§ **Problem statement**
Every line below that mentions the word "highlight" should be copied out.

======== Material for this exercise ========

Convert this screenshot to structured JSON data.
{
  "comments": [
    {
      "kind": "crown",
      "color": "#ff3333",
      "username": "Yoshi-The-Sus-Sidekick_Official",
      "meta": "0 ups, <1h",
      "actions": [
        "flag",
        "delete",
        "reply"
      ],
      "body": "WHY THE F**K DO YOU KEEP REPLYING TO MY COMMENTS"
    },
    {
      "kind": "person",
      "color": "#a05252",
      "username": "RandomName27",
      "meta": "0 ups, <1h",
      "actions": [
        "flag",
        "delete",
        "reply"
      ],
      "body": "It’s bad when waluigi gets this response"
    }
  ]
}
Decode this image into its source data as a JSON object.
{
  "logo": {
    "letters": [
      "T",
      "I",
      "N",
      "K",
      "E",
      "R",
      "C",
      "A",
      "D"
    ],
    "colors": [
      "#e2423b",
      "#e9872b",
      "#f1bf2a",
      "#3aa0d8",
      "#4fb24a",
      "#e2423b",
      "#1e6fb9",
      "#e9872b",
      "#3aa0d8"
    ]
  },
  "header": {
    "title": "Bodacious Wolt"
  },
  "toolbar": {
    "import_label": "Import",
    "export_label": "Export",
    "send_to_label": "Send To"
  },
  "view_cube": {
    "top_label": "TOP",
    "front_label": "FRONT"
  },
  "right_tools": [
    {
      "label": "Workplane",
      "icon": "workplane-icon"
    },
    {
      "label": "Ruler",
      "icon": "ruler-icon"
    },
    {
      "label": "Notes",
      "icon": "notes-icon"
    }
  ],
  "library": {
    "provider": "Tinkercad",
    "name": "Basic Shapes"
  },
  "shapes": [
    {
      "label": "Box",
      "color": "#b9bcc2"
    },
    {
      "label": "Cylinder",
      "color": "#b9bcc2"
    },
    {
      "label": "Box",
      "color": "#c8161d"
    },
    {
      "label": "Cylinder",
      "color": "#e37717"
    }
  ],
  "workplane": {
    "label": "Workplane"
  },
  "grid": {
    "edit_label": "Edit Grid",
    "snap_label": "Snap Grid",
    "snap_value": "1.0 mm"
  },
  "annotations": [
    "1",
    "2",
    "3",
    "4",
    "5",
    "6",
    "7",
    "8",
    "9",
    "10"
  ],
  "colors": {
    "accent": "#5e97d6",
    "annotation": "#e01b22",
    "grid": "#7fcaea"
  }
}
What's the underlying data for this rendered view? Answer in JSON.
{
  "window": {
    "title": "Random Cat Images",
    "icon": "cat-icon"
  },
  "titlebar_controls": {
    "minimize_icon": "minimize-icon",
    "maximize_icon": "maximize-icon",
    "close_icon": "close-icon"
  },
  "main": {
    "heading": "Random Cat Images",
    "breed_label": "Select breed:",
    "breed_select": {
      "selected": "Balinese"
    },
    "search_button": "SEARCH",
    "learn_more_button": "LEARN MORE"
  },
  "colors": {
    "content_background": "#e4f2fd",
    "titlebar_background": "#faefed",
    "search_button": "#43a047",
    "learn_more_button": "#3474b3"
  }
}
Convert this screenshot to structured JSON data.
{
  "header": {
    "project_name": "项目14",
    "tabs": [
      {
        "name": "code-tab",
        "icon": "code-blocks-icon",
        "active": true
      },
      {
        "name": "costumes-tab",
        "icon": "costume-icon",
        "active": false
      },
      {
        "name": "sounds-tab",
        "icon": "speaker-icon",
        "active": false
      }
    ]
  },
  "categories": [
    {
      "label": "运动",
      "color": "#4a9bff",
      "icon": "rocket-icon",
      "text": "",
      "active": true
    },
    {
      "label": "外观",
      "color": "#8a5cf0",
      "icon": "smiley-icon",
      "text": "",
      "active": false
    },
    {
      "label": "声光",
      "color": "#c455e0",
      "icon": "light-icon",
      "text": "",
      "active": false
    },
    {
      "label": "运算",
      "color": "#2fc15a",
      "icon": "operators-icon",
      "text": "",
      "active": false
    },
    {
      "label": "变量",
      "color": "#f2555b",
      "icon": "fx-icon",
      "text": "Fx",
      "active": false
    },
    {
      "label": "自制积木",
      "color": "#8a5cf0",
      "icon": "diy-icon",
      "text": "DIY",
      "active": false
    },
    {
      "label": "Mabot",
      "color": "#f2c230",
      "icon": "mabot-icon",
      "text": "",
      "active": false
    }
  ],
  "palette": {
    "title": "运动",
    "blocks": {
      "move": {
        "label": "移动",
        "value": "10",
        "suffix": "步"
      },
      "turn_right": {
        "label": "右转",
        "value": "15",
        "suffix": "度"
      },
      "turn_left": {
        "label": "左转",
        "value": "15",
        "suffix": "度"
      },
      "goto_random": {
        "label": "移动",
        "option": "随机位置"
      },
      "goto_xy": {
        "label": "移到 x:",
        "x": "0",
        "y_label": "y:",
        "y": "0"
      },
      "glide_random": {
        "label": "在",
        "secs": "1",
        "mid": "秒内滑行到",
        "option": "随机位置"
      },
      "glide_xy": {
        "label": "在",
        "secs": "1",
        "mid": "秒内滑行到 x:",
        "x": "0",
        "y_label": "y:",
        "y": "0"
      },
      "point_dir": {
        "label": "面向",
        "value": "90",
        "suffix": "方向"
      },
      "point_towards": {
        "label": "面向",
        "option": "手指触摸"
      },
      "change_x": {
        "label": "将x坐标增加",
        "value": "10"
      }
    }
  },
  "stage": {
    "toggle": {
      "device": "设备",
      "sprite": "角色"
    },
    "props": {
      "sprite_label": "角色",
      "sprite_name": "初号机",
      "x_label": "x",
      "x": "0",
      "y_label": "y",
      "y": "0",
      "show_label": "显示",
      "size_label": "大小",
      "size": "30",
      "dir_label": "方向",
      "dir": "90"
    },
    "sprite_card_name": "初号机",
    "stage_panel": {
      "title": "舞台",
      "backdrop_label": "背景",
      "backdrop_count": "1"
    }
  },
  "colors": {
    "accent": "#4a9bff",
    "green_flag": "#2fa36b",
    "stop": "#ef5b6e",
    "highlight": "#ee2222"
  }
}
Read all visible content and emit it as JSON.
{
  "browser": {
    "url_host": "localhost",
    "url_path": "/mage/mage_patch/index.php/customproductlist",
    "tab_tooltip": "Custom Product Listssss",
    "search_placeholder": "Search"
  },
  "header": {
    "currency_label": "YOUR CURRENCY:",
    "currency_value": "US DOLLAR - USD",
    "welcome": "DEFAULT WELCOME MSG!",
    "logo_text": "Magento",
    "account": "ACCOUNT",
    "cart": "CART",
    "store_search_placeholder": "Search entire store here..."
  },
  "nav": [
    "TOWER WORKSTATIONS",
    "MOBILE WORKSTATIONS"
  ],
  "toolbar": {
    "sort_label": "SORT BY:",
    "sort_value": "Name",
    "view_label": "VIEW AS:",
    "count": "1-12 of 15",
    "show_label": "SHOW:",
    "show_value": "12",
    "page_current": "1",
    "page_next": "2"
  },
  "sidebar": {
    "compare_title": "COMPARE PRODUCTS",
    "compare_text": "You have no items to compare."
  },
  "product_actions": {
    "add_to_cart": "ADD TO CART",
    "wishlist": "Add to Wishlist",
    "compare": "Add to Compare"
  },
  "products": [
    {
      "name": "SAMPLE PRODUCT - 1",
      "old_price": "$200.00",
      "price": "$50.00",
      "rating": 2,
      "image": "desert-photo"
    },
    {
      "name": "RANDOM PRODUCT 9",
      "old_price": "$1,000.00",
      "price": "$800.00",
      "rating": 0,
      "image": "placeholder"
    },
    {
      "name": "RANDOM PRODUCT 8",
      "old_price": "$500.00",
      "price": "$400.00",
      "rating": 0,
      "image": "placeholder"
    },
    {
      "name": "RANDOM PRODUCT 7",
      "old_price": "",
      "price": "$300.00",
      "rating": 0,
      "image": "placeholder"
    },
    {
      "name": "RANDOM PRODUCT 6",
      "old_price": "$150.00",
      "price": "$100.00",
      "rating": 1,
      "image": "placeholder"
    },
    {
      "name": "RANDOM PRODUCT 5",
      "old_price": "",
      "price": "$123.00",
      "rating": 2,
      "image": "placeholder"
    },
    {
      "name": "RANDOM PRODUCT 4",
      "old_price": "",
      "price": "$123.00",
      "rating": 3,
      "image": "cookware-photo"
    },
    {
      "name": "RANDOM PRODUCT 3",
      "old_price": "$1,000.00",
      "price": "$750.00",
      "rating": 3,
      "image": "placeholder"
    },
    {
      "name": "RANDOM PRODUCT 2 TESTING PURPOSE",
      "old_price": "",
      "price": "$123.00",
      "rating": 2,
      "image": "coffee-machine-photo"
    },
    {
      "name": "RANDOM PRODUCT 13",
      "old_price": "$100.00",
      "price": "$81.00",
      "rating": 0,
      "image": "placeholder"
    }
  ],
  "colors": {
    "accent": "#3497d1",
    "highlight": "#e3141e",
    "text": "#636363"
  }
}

========

§ **Full output**
    "highlight": "#ee2222"
    "highlight": "#e3141e",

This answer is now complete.